§ **WHAT YOU SHOULD DO**
Go through the records underneath and write each one out again exactly.

Data records:
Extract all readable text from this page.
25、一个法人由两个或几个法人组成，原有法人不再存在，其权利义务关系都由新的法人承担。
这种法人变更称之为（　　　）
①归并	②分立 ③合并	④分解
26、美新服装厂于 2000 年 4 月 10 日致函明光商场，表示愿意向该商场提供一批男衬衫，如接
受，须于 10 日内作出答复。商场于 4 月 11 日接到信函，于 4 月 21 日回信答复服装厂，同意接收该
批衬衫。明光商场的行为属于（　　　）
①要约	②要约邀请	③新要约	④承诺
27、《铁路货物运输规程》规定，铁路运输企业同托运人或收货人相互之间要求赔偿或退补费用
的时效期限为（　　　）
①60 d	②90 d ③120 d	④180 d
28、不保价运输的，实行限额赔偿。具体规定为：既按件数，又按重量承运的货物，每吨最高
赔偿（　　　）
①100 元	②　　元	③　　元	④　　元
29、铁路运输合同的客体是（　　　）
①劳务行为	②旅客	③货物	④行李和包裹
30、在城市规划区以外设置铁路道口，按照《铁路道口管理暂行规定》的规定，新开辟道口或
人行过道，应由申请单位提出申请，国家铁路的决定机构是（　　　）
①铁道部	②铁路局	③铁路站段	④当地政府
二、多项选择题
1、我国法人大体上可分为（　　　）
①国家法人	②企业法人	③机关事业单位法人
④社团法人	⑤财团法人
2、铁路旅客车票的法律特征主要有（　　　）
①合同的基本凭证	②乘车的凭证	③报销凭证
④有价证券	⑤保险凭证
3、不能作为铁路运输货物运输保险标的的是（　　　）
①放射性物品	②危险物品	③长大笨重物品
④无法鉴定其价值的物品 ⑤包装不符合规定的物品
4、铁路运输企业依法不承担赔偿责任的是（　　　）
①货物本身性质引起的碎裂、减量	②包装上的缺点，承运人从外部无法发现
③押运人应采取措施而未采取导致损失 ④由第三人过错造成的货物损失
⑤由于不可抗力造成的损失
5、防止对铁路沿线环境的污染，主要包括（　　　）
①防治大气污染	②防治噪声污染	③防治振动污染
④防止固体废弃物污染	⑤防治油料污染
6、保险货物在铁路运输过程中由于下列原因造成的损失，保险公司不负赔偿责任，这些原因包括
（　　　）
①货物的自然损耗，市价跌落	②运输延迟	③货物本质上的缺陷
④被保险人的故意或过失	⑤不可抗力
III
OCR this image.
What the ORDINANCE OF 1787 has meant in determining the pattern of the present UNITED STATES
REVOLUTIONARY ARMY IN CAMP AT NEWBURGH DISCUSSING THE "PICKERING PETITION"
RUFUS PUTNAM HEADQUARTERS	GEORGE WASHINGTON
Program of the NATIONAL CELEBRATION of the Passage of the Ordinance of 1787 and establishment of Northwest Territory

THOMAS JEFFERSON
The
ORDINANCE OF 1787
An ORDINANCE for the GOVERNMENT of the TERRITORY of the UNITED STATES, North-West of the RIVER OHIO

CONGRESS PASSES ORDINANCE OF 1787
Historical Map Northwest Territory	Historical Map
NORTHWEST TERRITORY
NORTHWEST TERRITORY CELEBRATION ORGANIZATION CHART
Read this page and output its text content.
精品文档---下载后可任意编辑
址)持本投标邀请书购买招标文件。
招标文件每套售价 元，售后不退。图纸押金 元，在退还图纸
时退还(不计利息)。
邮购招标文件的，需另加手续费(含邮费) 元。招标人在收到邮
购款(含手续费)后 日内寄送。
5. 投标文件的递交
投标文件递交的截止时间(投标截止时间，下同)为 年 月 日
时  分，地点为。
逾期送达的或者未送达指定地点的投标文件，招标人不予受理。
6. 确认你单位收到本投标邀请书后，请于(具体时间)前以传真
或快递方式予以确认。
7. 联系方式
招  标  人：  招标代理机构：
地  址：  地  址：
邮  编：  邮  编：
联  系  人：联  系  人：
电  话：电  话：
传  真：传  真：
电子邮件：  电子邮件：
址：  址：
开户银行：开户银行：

§ **SOLUTION FOR THIS PROBLEM**
Extract all readable text from this page.
25、一个法人由两个或几个法人组成，原有法人不再存在，其权利义务关系都由新的法人承担。
这种法人变更称之为（　　　）
①归并	②分立 ③合并	④分解
26、美新服装厂于 2000 年 4 月 10 日致函明光商场，表示愿意向该商场提供一批男衬衫，如接
受，须于 10 日内作出答复。商场于 4 月 11 日接到信函，于 4 月 21 日回信答复服装厂，同意接收该
批衬衫。明光商场的行为属于（　　　）
①要约	②要约邀请	③新要约	④承诺
27、《铁路货物运输规程》规定，铁路运输企业同托运人或收货人相互之间要求赔偿或退补费用
的时效期限为（　　　）
①60 d	②90 d ③120 d	④180 d
28、不保价运输的，实行限额赔偿。具体规定为：既按件数，又按重量承运的货物，每吨最高
赔偿（　　　）
①100 元	②　　元	③　　元	④　　元
29、铁路运输合同的客体是（　　　）
①劳务行为	②旅客	③货物	④行李和包裹
30、在城市规划区以外设置铁路道口，按照《铁路道口管理暂行规定》的规定，新开辟道口或
人行过道，应由申请单位提出申请，国家铁路的决定机构是（　　　）
①铁道部	②铁路局	③铁路站段	④当地政府
二、多项选择题
1、我国法人大体上可分为（　　　）
①国家法人	②企业法人	③机关事业单位法人
④社团法人	⑤财团法人
2、铁路旅客车票的法律特征主要有（　　　）
①合同的基本凭证	②乘车的凭证	③报销凭证
④有价证券	⑤保险凭证
3、不能作为铁路运输货物运输保险标的的是（　　　）
①放射性物品	②危险物品	③长大笨重物品
④无法鉴定其价值的物品 ⑤包装不符合规定的物品
4、铁路运输企业依法不承担赔偿责任的是（　　　）
①货物本身性质引起的碎裂、减量	②包装上的缺点，承运人从外部无法发现
③押运人应采取措施而未采取导致损失 ④由第三人过错造成的货物损失
⑤由于不可抗力造成的损失
5、防止对铁路沿线环境的污染，主要包括（　　　）
①防治大气污染	②防治噪声污染	③防治振动污染
④防止固体废弃物污染	⑤防治油料污染
6、保险货物在铁路运输过程中由于下列原因造成的损失，保险公司不负赔偿责任，这些原因包括
（　　　）
①货物的自然损耗，市价跌落	②运输延迟	③货物本质上的缺陷
④被保险人的故意或过失	⑤不可抗力
III
OCR this image.
What the ORDINANCE OF 1787 has meant in determining the pattern of the present UNITED STATES
REVOLUTIONARY ARMY IN CAMP AT NEWBURGH DISCUSSING THE "PICKERING PETITION"
RUFUS PUTNAM HEADQUARTERS	GEORGE WASHINGTON
Program of the NATIONAL CELEBRATION of the Passage of the Ordinance of 1787 and establishment of Northwest Territory

THOMAS JEFFERSON
The
ORDINANCE OF 1787
An ORDINANCE for the GOVERNMENT of the TERRITORY of the UNITED STATES, North-West of the RIVER OHIO

CONGRESS PASSES ORDINANCE OF 1787
Historical Map Northwest Territory	Historical Map
NORTHWEST TERRITORY
NORTHWEST TERRITORY CELEBRATION ORGANIZATION CHART
Read this page and output its text content.
精品文档---下载后可任意编辑
址)持本投标邀请书购买招标文件。
招标文件每套售价 元，售后不退。图纸押金 元，在退还图纸
时退还(不计利息)。
邮购招标文件的，需另加手续费(含邮费) 元。招标人在收到邮
购款(含手续费)后 日内寄送。
5. 投标文件的递交
投标文件递交的截止时间(投标截止时间，下同)为 年 月 日
时  分，地点为。
逾期送达的或者未送达指定地点的投标文件，招标人不予受理。
6. 确认你单位收到本投标邀请书后，请于(具体时间)前以传真
或快递方式予以确认。
7. 联系方式
招  标  人：  招标代理机构：
地  址：  地  址：
邮  编：  邮  编：
联  系  人：联  系  人：
电  话：电  话：
传  真：传  真：
电子邮件：  电子邮件：
址：  址：
开户银行：开户银行：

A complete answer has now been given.